REQUIRED TASK: Here are some records; quote them exactly, leaving out the pictures.
:: MATERIAL SHOWN
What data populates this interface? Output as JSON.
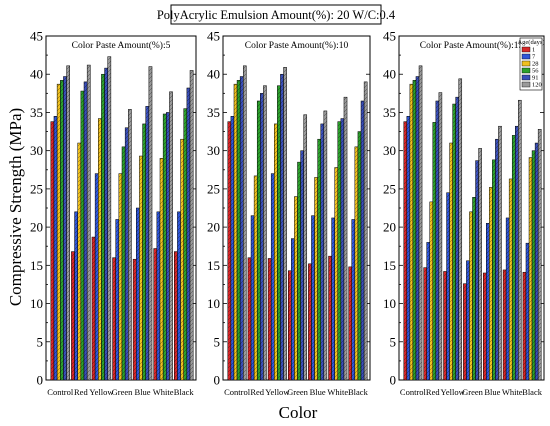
{
  "title": "PolyAcrylic Emulsion Amount(%):  20  W/C:0.4",
  "ylabel": "Compressive Strength (MPa)",
  "xlabel": "Color",
  "legend_title": "Age(days)",
  "colors": {
    "1": "#d62728",
    "7": "#2f56d8",
    "28": "#f0c020",
    "56": "#2ca02c",
    "91": "#3a4fb8",
    "120": "#9a9a9a"
  },
  "chart_data": [
    {
      "type": "bar",
      "title": "Color Paste Amount(%):5",
      "categories": [
        "Control",
        "Red",
        "Yellow",
        "Green",
        "Blue",
        "White",
        "Black"
      ],
      "ylim": [
        0,
        45
      ],
      "yticks": [
        0,
        5,
        10,
        15,
        20,
        25,
        30,
        35,
        40,
        45
      ],
      "series": [
        {
          "name": "1",
          "values": [
            33.8,
            16.8,
            18.7,
            16.0,
            15.8,
            17.2,
            16.8
          ]
        },
        {
          "name": "7",
          "values": [
            34.5,
            22.0,
            27.0,
            21.0,
            22.5,
            22.0,
            22.0
          ]
        },
        {
          "name": "28",
          "values": [
            38.7,
            31.0,
            34.2,
            27.0,
            29.3,
            29.0,
            31.5
          ]
        },
        {
          "name": "56",
          "values": [
            39.2,
            37.8,
            40.0,
            30.5,
            33.5,
            34.8,
            35.5
          ]
        },
        {
          "name": "91",
          "values": [
            39.7,
            39.0,
            40.8,
            33.0,
            35.8,
            35.0,
            38.2
          ]
        },
        {
          "name": "120",
          "values": [
            41.1,
            41.2,
            42.3,
            35.4,
            41.0,
            37.7,
            40.5
          ]
        }
      ]
    },
    {
      "type": "bar",
      "title": "Color Paste Amount(%):10",
      "categories": [
        "Control",
        "Red",
        "Yellow",
        "Green",
        "Blue",
        "White",
        "Black"
      ],
      "ylim": [
        0,
        45
      ],
      "yticks": [
        0,
        5,
        10,
        15,
        20,
        25,
        30,
        35,
        40,
        45
      ],
      "series": [
        {
          "name": "1",
          "values": [
            33.8,
            16.0,
            15.9,
            14.3,
            15.2,
            16.2,
            14.8
          ]
        },
        {
          "name": "7",
          "values": [
            34.5,
            21.5,
            27.0,
            18.5,
            21.5,
            21.2,
            21.0
          ]
        },
        {
          "name": "28",
          "values": [
            38.7,
            26.7,
            33.5,
            24.0,
            26.5,
            27.8,
            30.5
          ]
        },
        {
          "name": "56",
          "values": [
            39.2,
            36.5,
            38.5,
            28.5,
            31.5,
            33.8,
            32.5
          ]
        },
        {
          "name": "91",
          "values": [
            39.7,
            37.5,
            40.0,
            30.0,
            33.5,
            34.2,
            36.5
          ]
        },
        {
          "name": "120",
          "values": [
            41.1,
            38.5,
            40.9,
            34.7,
            35.2,
            37.0,
            39.0
          ]
        }
      ]
    },
    {
      "type": "bar",
      "title": "Color Paste Amount(%):15",
      "categories": [
        "Control",
        "Red",
        "Yellow",
        "Green",
        "Blue",
        "White",
        "Black"
      ],
      "ylim": [
        0,
        45
      ],
      "yticks": [
        0,
        5,
        10,
        15,
        20,
        25,
        30,
        35,
        40,
        45
      ],
      "legend_position": "top-right",
      "series": [
        {
          "name": "1",
          "values": [
            33.8,
            14.7,
            14.2,
            12.6,
            14.0,
            14.4,
            14.1
          ]
        },
        {
          "name": "7",
          "values": [
            34.5,
            18.0,
            24.5,
            15.6,
            20.5,
            21.2,
            17.9
          ]
        },
        {
          "name": "28",
          "values": [
            38.7,
            23.3,
            31.0,
            22.0,
            25.2,
            26.3,
            29.1
          ]
        },
        {
          "name": "56",
          "values": [
            39.2,
            33.7,
            36.1,
            23.9,
            28.8,
            32.0,
            30.0
          ]
        },
        {
          "name": "91",
          "values": [
            39.7,
            36.5,
            37.0,
            28.7,
            31.5,
            33.2,
            31.0
          ]
        },
        {
          "name": "120",
          "values": [
            41.1,
            37.6,
            39.4,
            30.3,
            33.2,
            36.6,
            32.8
          ]
        }
      ]
    }
  ]
}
::::
ANSWER:
What data populates this interface? Output as JSON.
{
  "title": "PolyAcrylic Emulsion Amount(%):  20  W/C:0.4",
  "ylabel": "Compressive Strength (MPa)",
  "xlabel": "Color",
  "legend_title": "Age(days)",
  "colors": {
    "1": "#d62728",
    "7": "#2f56d8",
    "28": "#f0c020",
    "56": "#2ca02c",
    "91": "#3a4fb8",
    "120": "#9a9a9a"
  },
  "chart_data": [
    {
      "type": "bar",
      "title": "Color Paste Amount(%):5",
      "categories": [
        "Control",
        "Red",
        "Yellow",
        "Green",
        "Blue",
        "White",
        "Black"
      ],
      "ylim": [
        0,
        45
      ],
      "yticks": [
        0,
        5,
        10,
        15,
        20,
        25,
        30,
        35,
        40,
        45
      ],
      "series": [
        {
          "name": "1",
          "values": [
            33.8,
            16.8,
            18.7,
            16.0,
            15.8,
            17.2,
            16.8
          ]
        },
        {
          "name": "7",
          "values": [
            34.5,
            22.0,
            27.0,
            21.0,
            22.5,
            22.0,
            22.0
          ]
        },
        {
          "name": "28",
          "values": [
            38.7,
            31.0,
            34.2,
            27.0,
            29.3,
            29.0,
            31.5
          ]
        },
        {
          "name": "56",
          "values": [
            39.2,
            37.8,
            40.0,
            30.5,
            33.5,
            34.8,
            35.5
          ]
        },
        {
          "name": "91",
          "values": [
            39.7,
            39.0,
            40.8,
            33.0,
            35.8,
            35.0,
            38.2
          ]
        },
        {
          "name": "120",
          "values": [
            41.1,
            41.2,
            42.3,
            35.4,
            41.0,
            37.7,
            40.5
          ]
        }
      ]
    },
    {
      "type": "bar",
      "title": "Color Paste Amount(%):10",
      "categories": [
        "Control",
        "Red",
        "Yellow",
        "Green",
        "Blue",
        "White",
        "Black"
      ],
      "ylim": [
        0,
        45
      ],
      "yticks": [
        0,
        5,
        10,
        15,
        20,
        25,
        30,
        35,
        40,
        45
      ],
      "series": [
        {
          "name": "1",
          "values": [
            33.8,
            16.0,
            15.9,
            14.3,
            15.2,
            16.2,
            14.8
          ]
        },
        {
          "name": "7",
          "values": [
            34.5,
            21.5,
            27.0,
            18.5,
            21.5,
            21.2,
            21.0
          ]
        },
        {
          "name": "28",
          "values": [
            38.7,
            26.7,
            33.5,
            24.0,
            26.5,
            27.8,
            30.5
          ]
        },
        {
          "name": "56",
          "values": [
            39.2,
            36.5,
            38.5,
            28.5,
            31.5,
            33.8,
            32.5
          ]
        },
        {
          "name": "91",
          "values": [
            39.7,
            37.5,
            40.0,
            30.0,
            33.5,
            34.2,
            36.5
          ]
        },
        {
          "name": "120",
          "values": [
            41.1,
            38.5,
            40.9,
            34.7,
            35.2,
            37.0,
            39.0
          ]
        }
      ]
    },
    {
      "type": "bar",
      "title": "Color Paste Amount(%):15",
      "categories": [
        "Control",
        "Red",
        "Yellow",
        "Green",
        "Blue",
        "White",
        "Black"
      ],
      "ylim": [
        0,
        45
      ],
      "yticks": [
        0,
        5,
        10,
        15,
        20,
        25,
        30,
        35,
        40,
        45
      ],
      "legend_position": "top-right",
      "series": [
        {
          "name": "1",
          "values": [
            33.8,
            14.7,
            14.2,
            12.6,
            14.0,
            14.4,
            14.1
          ]
        },
        {
          "name": "7",
          "values": [
            34.5,
            18.0,
            24.5,
            15.6,
            20.5,
            21.2,
            17.9
          ]
        },
        {
          "name": "28",
          "values": [
            38.7,
            23.3,
            31.0,
            22.0,
            25.2,
            26.3,
            29.1
          ]
        },
        {
          "name": "56",
          "values": [
            39.2,
            33.7,
            36.1,
            23.9,
            28.8,
            32.0,
            30.0
          ]
        },
        {
          "name": "91",
          "values": [
            39.7,
            36.5,
            37.0,
            28.7,
            31.5,
            33.2,
            31.0
          ]
        },
        {
          "name": "120",
          "values": [
            41.1,
            37.6,
            39.4,
            30.3,
            33.2,
            36.6,
            32.8
          ]
        }
      ]
    }
  ]
}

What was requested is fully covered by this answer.